EXCERPT PROVIDED:
■ ■ ■ ■

A. The circumstances of the case
2. The facts of the case, as submitted by the applicant, may be summarised as follows.
3. The applicant was the defendant in private criminal proceedings, in which he was accused of defaming the plaintiff on social media. The plaintiff demanded that certain of the comments posted by the applicant be declared null and void, and that he be sentenced to a penalty and ordered to pay her damages for personal injury. The comments about the plaintiff, who was a newly ordained priest in the Church of Iceland, concerned allegations that she had prevented her children’s father and his family from seeing the children and had thus violated decisions by the district magistrate setting out the father’s visiting rights. The father, who was a relative of the applicant, had been accused by the plaintiff of domestic violence.
4. In a judgment of 5 October 2016, the District Court of Reykjanes found for the applicant. It found that the plaintiff had indeed been ordered to pay a penalty fine for preventing the father from visiting his children. In view of this, and the fact that the plaintiff herself had taken part in a public discussion about the case, the applicant’s comments had not constituted defamation. The District Court furthermore decided that in the circumstances of the case it was appropriate that each party should bear its own legal costs, the amounts of which have not been submitted to the Court.

■ ■ ■ ■

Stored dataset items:
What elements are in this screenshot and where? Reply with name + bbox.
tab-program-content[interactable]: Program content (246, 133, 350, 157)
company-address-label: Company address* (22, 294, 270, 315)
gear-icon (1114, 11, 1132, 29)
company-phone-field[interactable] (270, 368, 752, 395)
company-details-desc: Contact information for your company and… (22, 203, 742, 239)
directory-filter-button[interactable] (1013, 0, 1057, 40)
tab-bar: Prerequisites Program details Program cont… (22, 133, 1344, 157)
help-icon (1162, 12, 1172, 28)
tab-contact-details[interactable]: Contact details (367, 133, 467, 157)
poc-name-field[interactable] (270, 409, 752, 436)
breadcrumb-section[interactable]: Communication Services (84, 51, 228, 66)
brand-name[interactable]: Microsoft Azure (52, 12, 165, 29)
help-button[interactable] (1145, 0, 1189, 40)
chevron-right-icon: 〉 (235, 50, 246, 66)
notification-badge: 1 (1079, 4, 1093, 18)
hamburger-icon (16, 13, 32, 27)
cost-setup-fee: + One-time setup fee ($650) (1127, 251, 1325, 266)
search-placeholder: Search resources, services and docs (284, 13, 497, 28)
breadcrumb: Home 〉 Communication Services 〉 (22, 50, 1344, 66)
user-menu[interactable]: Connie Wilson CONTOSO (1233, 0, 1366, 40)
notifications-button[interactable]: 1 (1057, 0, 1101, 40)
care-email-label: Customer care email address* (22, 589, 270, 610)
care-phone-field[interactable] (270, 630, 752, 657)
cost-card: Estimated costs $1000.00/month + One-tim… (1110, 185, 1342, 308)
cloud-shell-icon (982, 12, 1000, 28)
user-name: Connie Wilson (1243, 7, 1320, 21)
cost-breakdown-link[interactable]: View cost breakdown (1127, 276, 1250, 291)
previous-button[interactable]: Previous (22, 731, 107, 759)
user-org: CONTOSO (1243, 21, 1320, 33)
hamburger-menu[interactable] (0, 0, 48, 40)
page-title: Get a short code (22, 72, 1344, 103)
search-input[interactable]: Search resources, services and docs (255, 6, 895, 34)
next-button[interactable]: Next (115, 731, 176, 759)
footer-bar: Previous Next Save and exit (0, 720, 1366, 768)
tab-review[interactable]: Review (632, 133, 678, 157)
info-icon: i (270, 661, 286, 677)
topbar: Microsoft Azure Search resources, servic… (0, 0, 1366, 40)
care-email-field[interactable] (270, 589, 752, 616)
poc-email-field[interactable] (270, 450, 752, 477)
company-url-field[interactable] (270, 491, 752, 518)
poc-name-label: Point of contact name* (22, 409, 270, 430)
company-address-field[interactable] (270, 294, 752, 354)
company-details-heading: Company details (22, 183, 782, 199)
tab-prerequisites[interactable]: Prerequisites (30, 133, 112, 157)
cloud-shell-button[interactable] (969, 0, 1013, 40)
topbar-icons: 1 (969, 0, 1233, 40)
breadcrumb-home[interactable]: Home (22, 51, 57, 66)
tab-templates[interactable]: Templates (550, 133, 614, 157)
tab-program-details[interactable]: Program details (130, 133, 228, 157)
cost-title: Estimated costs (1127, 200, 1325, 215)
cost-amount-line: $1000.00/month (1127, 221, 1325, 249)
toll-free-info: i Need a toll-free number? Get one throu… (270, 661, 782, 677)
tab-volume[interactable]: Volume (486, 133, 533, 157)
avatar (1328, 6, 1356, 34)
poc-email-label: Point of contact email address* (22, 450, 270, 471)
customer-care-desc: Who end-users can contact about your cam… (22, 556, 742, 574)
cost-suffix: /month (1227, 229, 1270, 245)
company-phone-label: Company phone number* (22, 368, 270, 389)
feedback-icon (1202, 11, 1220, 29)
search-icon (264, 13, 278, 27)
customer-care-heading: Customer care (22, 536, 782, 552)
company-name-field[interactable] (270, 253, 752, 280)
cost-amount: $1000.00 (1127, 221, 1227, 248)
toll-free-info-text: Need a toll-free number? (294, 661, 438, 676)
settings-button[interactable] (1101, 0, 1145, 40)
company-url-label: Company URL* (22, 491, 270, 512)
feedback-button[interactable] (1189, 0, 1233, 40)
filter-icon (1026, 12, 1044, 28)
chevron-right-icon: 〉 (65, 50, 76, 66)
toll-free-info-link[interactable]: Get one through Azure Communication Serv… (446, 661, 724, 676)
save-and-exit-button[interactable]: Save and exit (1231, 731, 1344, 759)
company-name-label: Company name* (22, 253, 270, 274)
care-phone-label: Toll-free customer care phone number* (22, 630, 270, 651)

■ ■ ■ ■

SHORT TASK:
Continue the case summary above about the Icelandic defamation proceedings, picking up after its final sentence.

RESULT OF THE TASK:
5. The applicant attempted to lodge an appeal with the Supreme Court to overturn the decision on legal costs, but he was refused leave to appeal on 24 March 2017. The Supreme Court’s decision noted that, although the case concerned important and sensitive issues, the outstanding dispute only concerned legal costs and that the Civil Procedure Act (see paragraph 6 below) gave judges a considerable margin of appreciation when awarding such costs. Considering that the applicant’s freedom of expression could not be said to have been adversely affected by the decision to have him bear his own legal costs, and that limitations on the possibility of appealing did not unlawfully restrict access to a court, the requirements for leave to appeal pursuant to section 152(4)(a) and (c) were not fulfilled (see paragraph 6 below).
B. Relevant domestic law
6. The relevant provisions of Law no. 91/1991 on civil procedure ( lög um meðferð einkamála – hereinafter “the Civil Procedure Act”) read, at the material time, as follows.
Chapter XX – Legal aid
Section 125
“1. In this chapter, the term ‘legal aid’ is used to refer to legal aid for both plaintiffs and defendants in civil cases.
2. The Minister shall form a committee of three lawyers, namely the Legal Aid Committee, for a period of four years at a time, which shall make recommendations on applications for legal aid ...
...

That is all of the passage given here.